+++ Stored records +++

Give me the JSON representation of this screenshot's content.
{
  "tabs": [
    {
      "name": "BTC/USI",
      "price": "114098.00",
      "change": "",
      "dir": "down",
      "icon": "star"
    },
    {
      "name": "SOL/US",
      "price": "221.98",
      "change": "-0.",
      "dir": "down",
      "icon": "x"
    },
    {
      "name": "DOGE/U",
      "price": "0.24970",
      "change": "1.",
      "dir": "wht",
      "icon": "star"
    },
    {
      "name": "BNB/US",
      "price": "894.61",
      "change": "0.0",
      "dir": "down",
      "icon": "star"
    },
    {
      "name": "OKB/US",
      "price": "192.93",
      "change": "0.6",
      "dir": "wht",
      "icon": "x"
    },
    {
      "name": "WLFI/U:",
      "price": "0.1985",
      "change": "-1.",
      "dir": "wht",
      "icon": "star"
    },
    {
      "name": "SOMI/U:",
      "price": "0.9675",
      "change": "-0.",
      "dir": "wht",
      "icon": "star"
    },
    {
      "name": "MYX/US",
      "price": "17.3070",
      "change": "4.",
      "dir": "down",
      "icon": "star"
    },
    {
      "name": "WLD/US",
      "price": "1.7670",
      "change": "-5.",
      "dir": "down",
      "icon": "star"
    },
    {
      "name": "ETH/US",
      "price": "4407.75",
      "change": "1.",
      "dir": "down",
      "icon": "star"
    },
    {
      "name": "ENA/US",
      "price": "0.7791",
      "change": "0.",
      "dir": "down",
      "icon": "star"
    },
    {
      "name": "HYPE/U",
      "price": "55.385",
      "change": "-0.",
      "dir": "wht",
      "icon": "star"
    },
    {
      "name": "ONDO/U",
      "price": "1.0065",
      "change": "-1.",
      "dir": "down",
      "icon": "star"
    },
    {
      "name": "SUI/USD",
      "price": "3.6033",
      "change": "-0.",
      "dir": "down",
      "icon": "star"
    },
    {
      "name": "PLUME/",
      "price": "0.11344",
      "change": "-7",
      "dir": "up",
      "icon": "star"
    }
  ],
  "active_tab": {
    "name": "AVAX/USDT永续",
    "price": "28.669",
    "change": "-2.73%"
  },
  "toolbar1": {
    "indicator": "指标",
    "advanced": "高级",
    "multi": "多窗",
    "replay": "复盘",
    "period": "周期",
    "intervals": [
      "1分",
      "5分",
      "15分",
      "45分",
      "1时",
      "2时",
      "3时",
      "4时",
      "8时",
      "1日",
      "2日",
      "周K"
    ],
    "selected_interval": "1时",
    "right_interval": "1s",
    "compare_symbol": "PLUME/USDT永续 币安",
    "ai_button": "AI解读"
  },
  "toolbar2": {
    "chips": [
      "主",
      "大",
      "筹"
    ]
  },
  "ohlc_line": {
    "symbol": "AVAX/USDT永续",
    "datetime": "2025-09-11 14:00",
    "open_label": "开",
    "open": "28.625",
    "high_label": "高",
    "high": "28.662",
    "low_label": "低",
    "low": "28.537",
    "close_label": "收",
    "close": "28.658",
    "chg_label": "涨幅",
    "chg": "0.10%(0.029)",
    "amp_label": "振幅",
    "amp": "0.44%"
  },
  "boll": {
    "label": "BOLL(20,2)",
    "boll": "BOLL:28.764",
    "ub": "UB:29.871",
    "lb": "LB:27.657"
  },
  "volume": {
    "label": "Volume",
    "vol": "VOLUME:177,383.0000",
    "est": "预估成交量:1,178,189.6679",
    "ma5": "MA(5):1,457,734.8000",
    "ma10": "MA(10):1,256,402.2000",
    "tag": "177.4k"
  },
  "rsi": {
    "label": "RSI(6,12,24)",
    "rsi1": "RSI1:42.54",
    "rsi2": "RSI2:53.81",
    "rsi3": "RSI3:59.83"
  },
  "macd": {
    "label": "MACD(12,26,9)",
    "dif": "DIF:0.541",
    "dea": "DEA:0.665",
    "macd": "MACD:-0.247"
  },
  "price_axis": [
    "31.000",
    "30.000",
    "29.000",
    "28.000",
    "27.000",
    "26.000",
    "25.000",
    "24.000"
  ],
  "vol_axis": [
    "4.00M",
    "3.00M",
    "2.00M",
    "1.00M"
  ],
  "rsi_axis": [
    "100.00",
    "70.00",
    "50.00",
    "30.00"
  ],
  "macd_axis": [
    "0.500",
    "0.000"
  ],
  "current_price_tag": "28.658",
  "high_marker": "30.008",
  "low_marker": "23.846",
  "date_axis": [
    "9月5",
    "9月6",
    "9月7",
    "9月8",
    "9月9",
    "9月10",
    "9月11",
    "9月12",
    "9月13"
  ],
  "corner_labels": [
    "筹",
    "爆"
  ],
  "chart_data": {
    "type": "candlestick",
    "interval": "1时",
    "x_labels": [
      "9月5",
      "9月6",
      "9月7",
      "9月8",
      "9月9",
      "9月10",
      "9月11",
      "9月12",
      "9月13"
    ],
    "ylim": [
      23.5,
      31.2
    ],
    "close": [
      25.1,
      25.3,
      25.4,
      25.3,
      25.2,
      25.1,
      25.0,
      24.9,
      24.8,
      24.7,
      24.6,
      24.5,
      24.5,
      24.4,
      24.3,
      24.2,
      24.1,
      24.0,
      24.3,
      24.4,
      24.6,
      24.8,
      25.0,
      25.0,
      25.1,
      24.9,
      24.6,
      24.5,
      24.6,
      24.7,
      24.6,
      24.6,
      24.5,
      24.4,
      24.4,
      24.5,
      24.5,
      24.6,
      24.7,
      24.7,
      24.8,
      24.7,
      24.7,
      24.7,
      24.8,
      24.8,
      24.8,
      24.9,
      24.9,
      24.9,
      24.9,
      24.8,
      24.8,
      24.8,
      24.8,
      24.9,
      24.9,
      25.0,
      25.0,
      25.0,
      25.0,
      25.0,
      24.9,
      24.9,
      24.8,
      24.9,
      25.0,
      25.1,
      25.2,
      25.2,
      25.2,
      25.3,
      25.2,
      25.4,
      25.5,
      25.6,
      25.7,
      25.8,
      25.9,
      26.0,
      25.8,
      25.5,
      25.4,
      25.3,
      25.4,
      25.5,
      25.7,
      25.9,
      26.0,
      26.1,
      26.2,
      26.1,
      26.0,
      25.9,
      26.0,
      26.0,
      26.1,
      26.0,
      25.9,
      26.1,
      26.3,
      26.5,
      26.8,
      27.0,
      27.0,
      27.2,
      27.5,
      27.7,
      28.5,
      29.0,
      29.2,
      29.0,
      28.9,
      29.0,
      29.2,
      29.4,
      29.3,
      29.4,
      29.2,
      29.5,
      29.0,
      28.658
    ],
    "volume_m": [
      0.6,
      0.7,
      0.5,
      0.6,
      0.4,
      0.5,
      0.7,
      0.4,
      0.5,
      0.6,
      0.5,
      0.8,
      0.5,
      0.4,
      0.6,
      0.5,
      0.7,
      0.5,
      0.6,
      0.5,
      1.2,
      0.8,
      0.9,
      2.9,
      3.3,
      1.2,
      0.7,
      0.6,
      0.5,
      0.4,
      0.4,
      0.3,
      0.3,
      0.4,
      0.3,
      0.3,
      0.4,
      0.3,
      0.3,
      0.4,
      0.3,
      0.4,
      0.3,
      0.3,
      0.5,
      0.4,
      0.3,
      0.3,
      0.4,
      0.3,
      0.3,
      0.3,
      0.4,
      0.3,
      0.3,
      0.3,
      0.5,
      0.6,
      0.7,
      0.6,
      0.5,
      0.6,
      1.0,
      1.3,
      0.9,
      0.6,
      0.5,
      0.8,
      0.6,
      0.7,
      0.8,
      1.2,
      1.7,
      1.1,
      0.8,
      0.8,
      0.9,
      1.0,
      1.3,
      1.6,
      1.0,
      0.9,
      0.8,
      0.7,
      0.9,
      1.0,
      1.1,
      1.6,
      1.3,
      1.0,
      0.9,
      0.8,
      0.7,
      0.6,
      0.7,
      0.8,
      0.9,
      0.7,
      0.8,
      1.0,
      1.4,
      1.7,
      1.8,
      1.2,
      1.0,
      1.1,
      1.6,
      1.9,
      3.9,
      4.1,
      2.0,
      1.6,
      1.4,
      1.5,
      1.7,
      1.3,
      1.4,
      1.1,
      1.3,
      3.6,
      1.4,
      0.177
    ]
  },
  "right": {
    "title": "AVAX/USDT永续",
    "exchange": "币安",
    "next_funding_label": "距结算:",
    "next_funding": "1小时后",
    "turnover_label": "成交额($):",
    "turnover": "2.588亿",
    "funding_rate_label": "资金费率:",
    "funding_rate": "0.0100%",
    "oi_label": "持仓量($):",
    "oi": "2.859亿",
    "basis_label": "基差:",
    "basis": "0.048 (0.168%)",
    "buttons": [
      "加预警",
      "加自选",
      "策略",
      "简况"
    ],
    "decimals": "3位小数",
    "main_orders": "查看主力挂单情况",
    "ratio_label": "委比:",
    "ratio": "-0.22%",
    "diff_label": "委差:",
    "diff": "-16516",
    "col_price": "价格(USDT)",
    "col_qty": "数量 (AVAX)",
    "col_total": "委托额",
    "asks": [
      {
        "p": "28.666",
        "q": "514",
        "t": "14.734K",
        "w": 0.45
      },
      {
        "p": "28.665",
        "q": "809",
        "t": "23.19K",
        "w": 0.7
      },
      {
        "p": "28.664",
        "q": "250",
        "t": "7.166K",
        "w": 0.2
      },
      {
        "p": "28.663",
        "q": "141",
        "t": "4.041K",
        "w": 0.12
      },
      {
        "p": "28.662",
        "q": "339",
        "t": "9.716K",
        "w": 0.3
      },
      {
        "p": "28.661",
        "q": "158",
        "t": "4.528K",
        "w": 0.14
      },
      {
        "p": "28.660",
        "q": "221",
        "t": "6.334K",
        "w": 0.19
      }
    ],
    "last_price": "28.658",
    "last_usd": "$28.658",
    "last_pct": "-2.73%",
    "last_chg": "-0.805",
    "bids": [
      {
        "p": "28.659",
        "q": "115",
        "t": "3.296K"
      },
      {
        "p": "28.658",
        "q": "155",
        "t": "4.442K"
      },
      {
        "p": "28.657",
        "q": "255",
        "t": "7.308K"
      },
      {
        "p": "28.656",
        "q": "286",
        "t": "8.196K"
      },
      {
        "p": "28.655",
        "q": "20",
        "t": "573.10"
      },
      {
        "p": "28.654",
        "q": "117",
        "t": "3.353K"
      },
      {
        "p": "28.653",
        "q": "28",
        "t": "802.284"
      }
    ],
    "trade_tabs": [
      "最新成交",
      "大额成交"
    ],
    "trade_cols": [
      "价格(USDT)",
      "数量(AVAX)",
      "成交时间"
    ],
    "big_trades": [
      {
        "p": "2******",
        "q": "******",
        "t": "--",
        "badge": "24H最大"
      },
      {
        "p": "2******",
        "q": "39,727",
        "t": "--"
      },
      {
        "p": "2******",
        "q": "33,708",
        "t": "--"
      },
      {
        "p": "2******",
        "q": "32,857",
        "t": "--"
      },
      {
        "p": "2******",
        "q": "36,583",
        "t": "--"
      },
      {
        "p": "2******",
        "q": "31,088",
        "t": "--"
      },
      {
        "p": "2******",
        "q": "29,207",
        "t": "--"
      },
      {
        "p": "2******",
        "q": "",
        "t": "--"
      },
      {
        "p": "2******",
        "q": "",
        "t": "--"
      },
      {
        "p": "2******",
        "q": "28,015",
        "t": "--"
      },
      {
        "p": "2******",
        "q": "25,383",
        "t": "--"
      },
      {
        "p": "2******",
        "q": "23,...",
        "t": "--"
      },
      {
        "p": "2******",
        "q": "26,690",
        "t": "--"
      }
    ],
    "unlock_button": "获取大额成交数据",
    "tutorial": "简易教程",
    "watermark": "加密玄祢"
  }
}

+++

• [Task objective]
Search the data for the string "PLUME" and copy each line where it appears.

• [Complete response]
      "name": "PLUME/",
    "compare_symbol": "PLUME/USDT永续 币安",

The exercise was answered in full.